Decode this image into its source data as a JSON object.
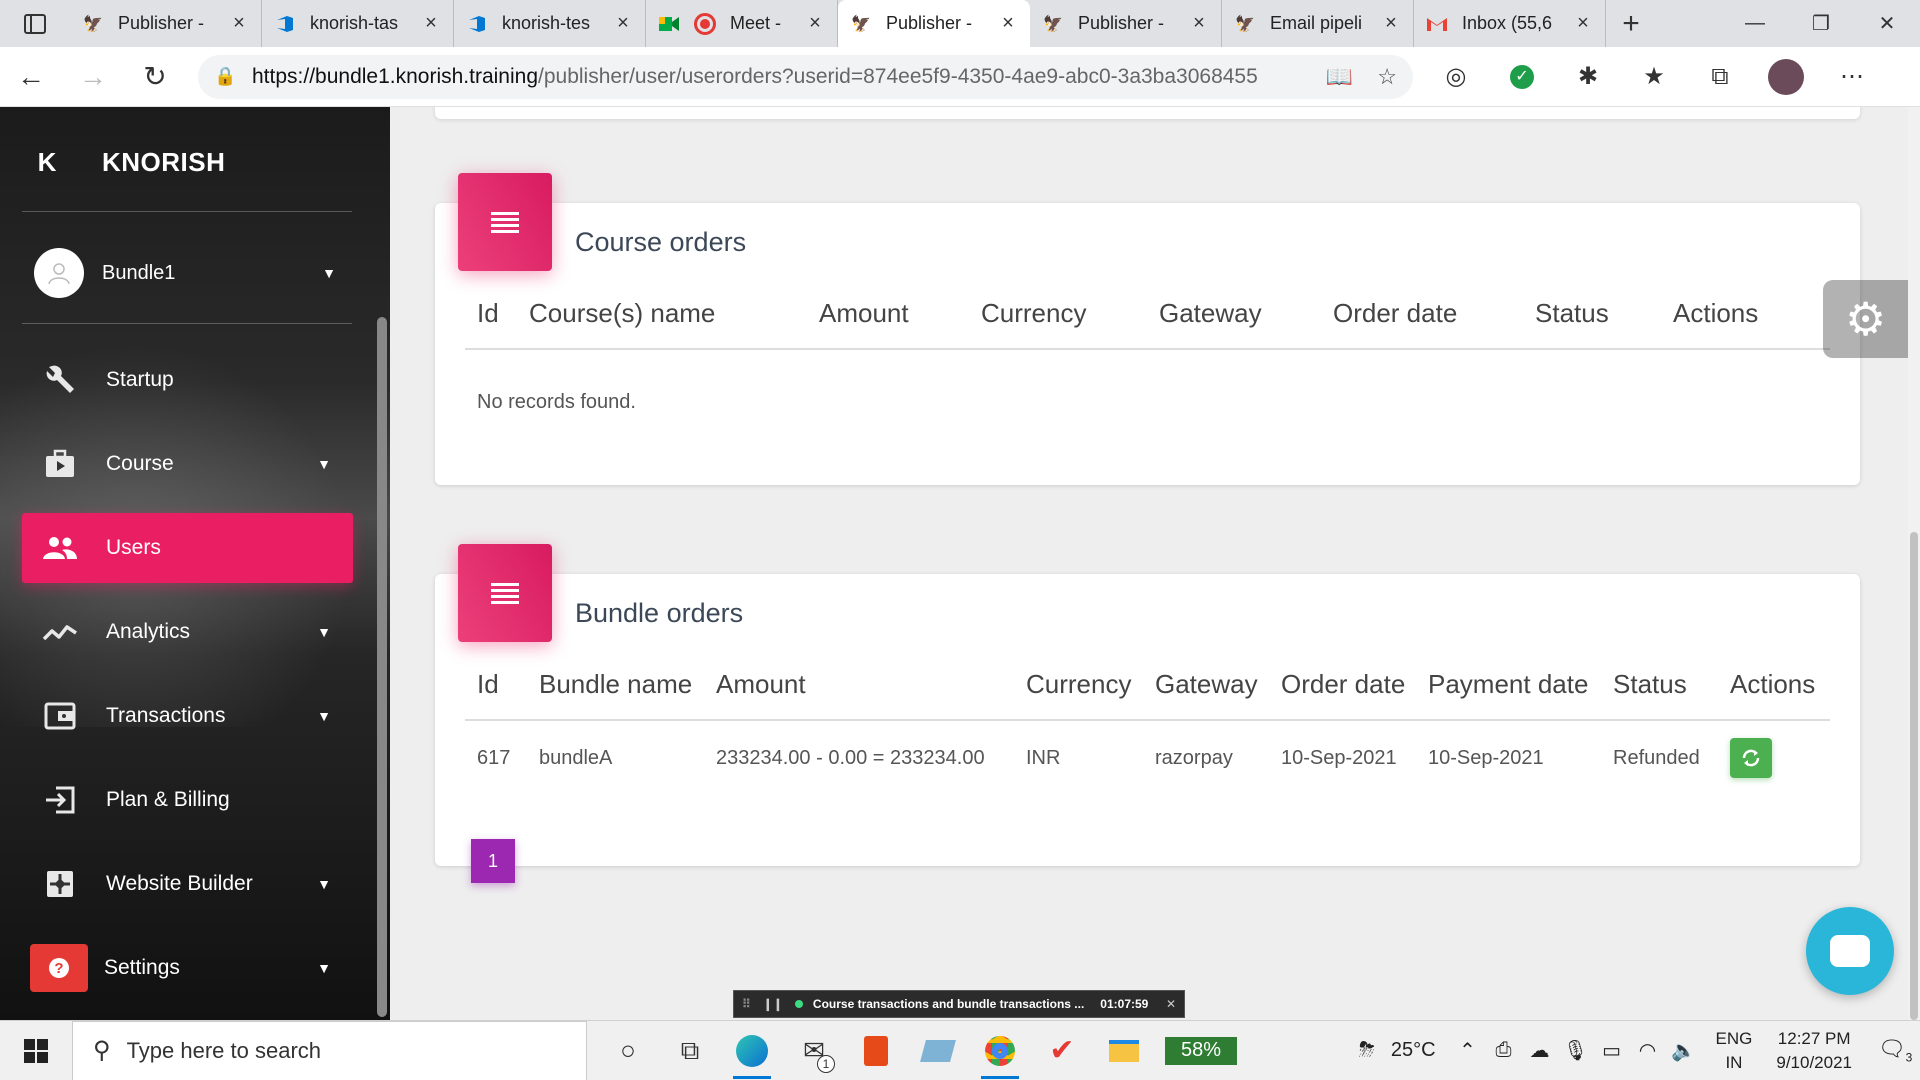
{
  "browser": {
    "tabs": [
      {
        "title": "Publisher - ",
        "icon": "knorish-icon",
        "active": false
      },
      {
        "title": "knorish-tas",
        "icon": "azure-devops-icon",
        "active": false
      },
      {
        "title": "knorish-tes",
        "icon": "azure-devops-icon",
        "active": false
      },
      {
        "title": "Meet - ",
        "icon": "google-meet-icon",
        "active": false
      },
      {
        "title": "Publisher - ",
        "icon": "knorish-icon",
        "active": true
      },
      {
        "title": "Publisher - ",
        "icon": "knorish-icon",
        "active": false
      },
      {
        "title": "Email pipeli",
        "icon": "knorish-icon",
        "active": false
      },
      {
        "title": "Inbox (55,6",
        "icon": "gmail-icon",
        "active": false
      }
    ],
    "url_host": "https://bundle1.knorish.training",
    "url_path": "/publisher/user/userorders?userid=874ee5f9-4350-4ae9-abc0-3a3ba3068455"
  },
  "sidebar": {
    "logo_letter": "K",
    "brand": "KNORISH",
    "user_name": "Bundle1",
    "items": [
      {
        "label": "Startup",
        "icon": "wrench-icon",
        "has_caret": false,
        "active": false
      },
      {
        "label": "Course",
        "icon": "briefcase-icon",
        "has_caret": true,
        "active": false
      },
      {
        "label": "Users",
        "icon": "users-icon",
        "has_caret": false,
        "active": true
      },
      {
        "label": "Analytics",
        "icon": "trending-icon",
        "has_caret": true,
        "active": false
      },
      {
        "label": "Transactions",
        "icon": "wallet-icon",
        "has_caret": true,
        "active": false
      },
      {
        "label": "Plan & Billing",
        "icon": "exit-icon",
        "has_caret": false,
        "active": false
      },
      {
        "label": "Website Builder",
        "icon": "widgets-icon",
        "has_caret": true,
        "active": false
      },
      {
        "label": "Settings",
        "icon": "help-icon",
        "has_caret": true,
        "active": false
      }
    ]
  },
  "course_orders": {
    "title": "Course orders",
    "columns": [
      "Id",
      "Course(s) name",
      "Amount",
      "Currency",
      "Gateway",
      "Order date",
      "Status",
      "Actions"
    ],
    "empty_text": "No records found."
  },
  "bundle_orders": {
    "title": "Bundle orders",
    "columns": [
      "Id",
      "Bundle name",
      "Amount",
      "Currency",
      "Gateway",
      "Order date",
      "Payment date",
      "Status",
      "Actions"
    ],
    "rows": [
      [
        "617",
        "bundleA",
        "233234.00 - 0.00 = 233234.00",
        "INR",
        "razorpay",
        "10-Sep-2021",
        "10-Sep-2021",
        "Refunded"
      ]
    ],
    "page": "1"
  },
  "recording_bar": {
    "title": "Course transactions and bundle transactions ...",
    "time": "01:07:59"
  },
  "taskbar": {
    "search_placeholder": "Type here to search",
    "battery": "58%",
    "temperature": "25°C",
    "lang_1": "ENG",
    "lang_2": "IN",
    "time": "12:27 PM",
    "date": "9/10/2021",
    "mail_badge": "1",
    "notif_count": "3"
  },
  "colors": {
    "accent": "#e91e63",
    "success": "#4caf50",
    "pager": "#9c27b0",
    "chat": "#2ab6d9"
  }
}
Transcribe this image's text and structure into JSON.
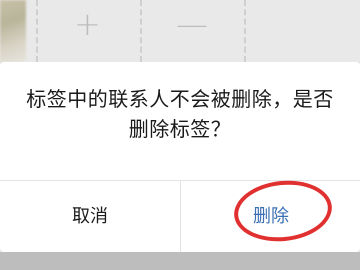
{
  "background": {
    "icons": {
      "add": {
        "glyph": "+",
        "icon": "plus-icon"
      },
      "remove": {
        "glyph": "—",
        "icon": "minus-icon"
      }
    }
  },
  "dialog": {
    "message_line1": "标签中的联系人不会被删除，是否",
    "message_line2": "删除标签？",
    "cancel_label": "取消",
    "delete_label": "删除"
  },
  "colors": {
    "delete_accent": "#3a6fb3",
    "annotation_circle": "#e03030",
    "text": "#1a1a1a"
  }
}
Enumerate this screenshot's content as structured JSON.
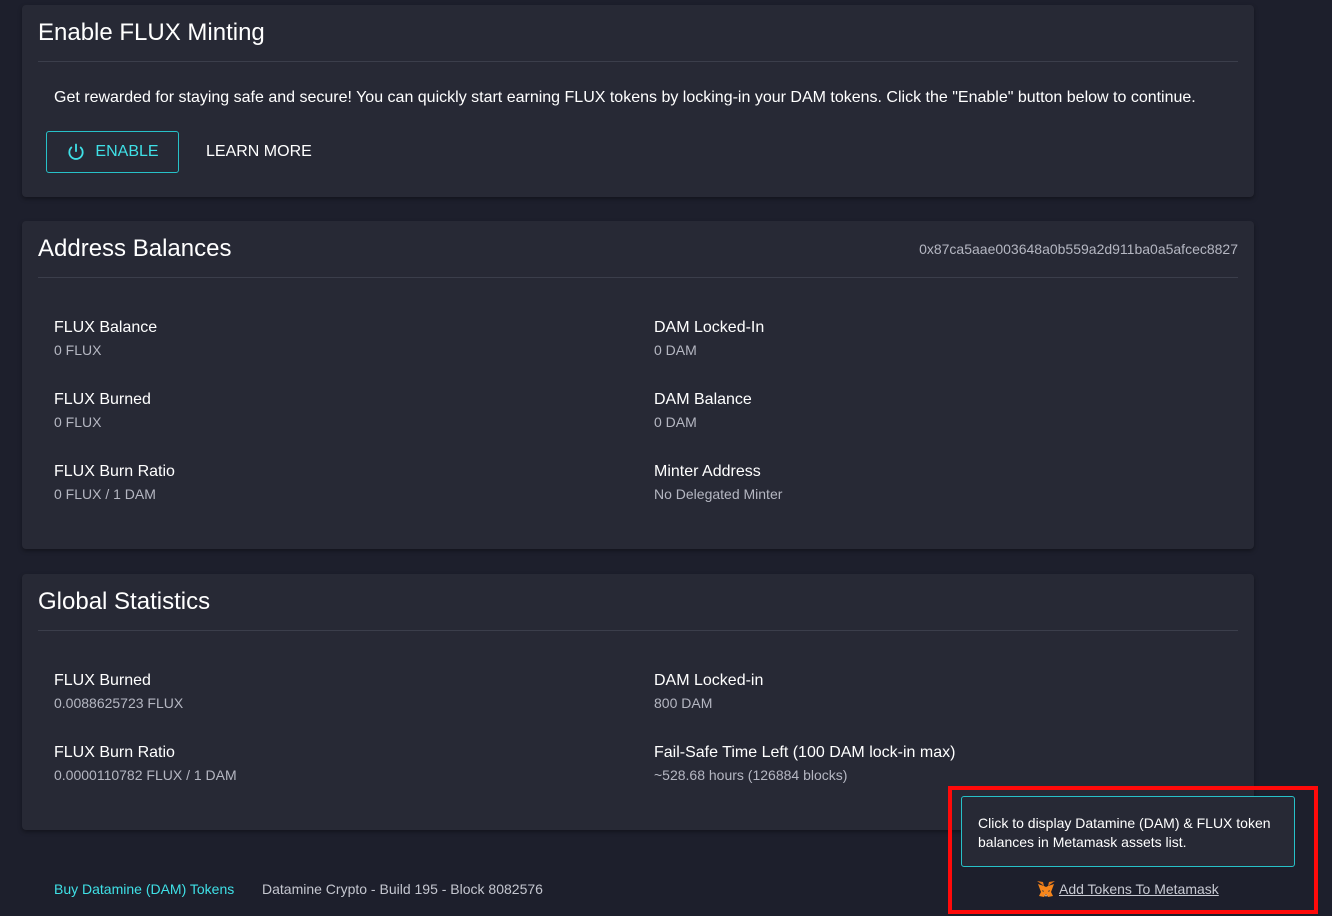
{
  "enable_card": {
    "title": "Enable FLUX Minting",
    "intro": "Get rewarded for staying safe and secure! You can quickly start earning FLUX tokens by locking-in your DAM tokens. Click the \"Enable\" button below to continue.",
    "enable_label": "ENABLE",
    "learn_more_label": "LEARN MORE",
    "enable_icon": "power-icon"
  },
  "balances": {
    "title": "Address Balances",
    "address": "0x87ca5aae003648a0b559a2d911ba0a5afcec8827",
    "left": [
      {
        "label": "FLUX Balance",
        "value": "0 FLUX"
      },
      {
        "label": "FLUX Burned",
        "value": "0 FLUX"
      },
      {
        "label": "FLUX Burn Ratio",
        "value": "0 FLUX / 1 DAM"
      }
    ],
    "right": [
      {
        "label": "DAM Locked-In",
        "value": "0 DAM"
      },
      {
        "label": "DAM Balance",
        "value": "0 DAM"
      },
      {
        "label": "Minter Address",
        "value": "No Delegated Minter"
      }
    ]
  },
  "global": {
    "title": "Global Statistics",
    "left": [
      {
        "label": "FLUX Burned",
        "value": "0.0088625723 FLUX"
      },
      {
        "label": "FLUX Burn Ratio",
        "value": "0.0000110782 FLUX / 1 DAM"
      }
    ],
    "right": [
      {
        "label": "DAM Locked-in",
        "value": "800 DAM"
      },
      {
        "label": "Fail-Safe Time Left (100 DAM lock-in max)",
        "value": "~528.68 hours (126884 blocks)"
      }
    ]
  },
  "footer": {
    "buy_link": "Buy Datamine (DAM) Tokens",
    "build_text": "Datamine Crypto - Build 195 - Block 8082576"
  },
  "metamask": {
    "tooltip": "Click to display Datamine (DAM) & FLUX token balances in Metamask assets list.",
    "link_label": "Add Tokens To Metamask",
    "icon": "metamask-fox-icon"
  },
  "colors": {
    "background": "#1d1f2c",
    "card": "#272935",
    "accent": "#3fe0e6",
    "highlight": "#ff0a0a"
  }
}
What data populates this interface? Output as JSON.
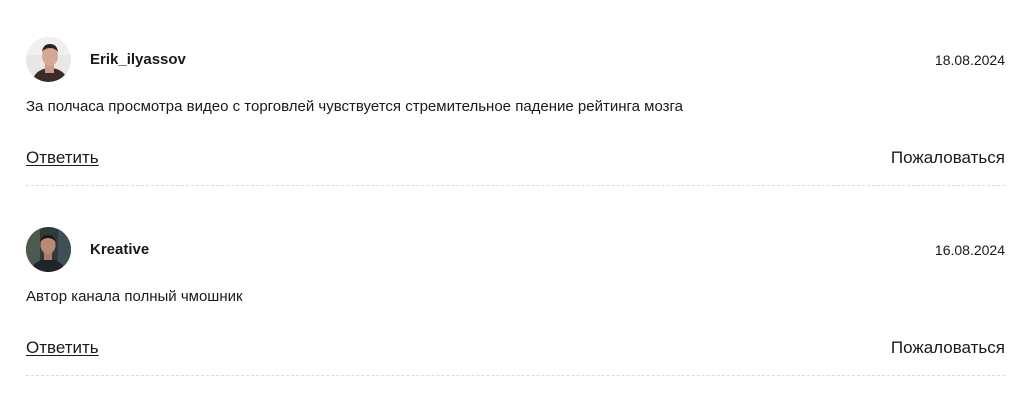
{
  "comments": [
    {
      "author": "Erik_ilyassov",
      "date": "18.08.2024",
      "text": "За полчаса просмотра видео с торговлей чувствуется стремительное падение рейтинга мозга",
      "reply_label": "Ответить",
      "report_label": "Пожаловаться",
      "avatar_icon": "user-photo-icon"
    },
    {
      "author": "Kreative",
      "date": "16.08.2024",
      "text": "Автор канала полный чмошник",
      "reply_label": "Ответить",
      "report_label": "Пожаловаться",
      "avatar_icon": "user-photo-icon"
    }
  ],
  "colors": {
    "text": "#1a1a1a",
    "divider": "#dcdcdc",
    "background": "#ffffff"
  }
}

---*---

**What is being asked**.
Show all lines from the data above in which the word "image" appears.

**The response**.
Decode this image into its source data as a JSON object.
Transcribe this image's text and structure into JSON.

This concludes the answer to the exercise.